Output every entry exactly, from the first line to the last.

-=-=-

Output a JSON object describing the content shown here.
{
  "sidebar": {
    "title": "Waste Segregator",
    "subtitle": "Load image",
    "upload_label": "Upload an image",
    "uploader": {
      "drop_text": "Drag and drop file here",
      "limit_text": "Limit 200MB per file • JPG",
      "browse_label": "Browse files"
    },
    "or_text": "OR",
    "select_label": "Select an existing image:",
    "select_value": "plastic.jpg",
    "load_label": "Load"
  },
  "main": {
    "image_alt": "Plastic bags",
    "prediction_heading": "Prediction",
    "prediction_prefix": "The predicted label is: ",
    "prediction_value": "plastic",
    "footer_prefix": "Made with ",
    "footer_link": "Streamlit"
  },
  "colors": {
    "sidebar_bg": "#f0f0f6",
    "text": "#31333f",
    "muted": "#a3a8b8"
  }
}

-=-=-

▸ **REPLY**
Output a JSON object describing the content shown here.
{
  "sidebar": {
    "title": "Waste Segregator",
    "subtitle": "Load image",
    "upload_label": "Upload an image",
    "uploader": {
      "drop_text": "Drag and drop file here",
      "limit_text": "Limit 200MB per file • JPG",
      "browse_label": "Browse files"
    },
    "or_text": "OR",
    "select_label": "Select an existing image:",
    "select_value": "plastic.jpg",
    "load_label": "Load"
  },
  "main": {
    "image_alt": "Plastic bags",
    "prediction_heading": "Prediction",
    "prediction_prefix": "The predicted label is: ",
    "prediction_value": "plastic",
    "footer_prefix": "Made with ",
    "footer_link": "Streamlit"
  },
  "colors": {
    "sidebar_bg": "#f0f0f6",
    "text": "#31333f",
    "muted": "#a3a8b8"
  }
}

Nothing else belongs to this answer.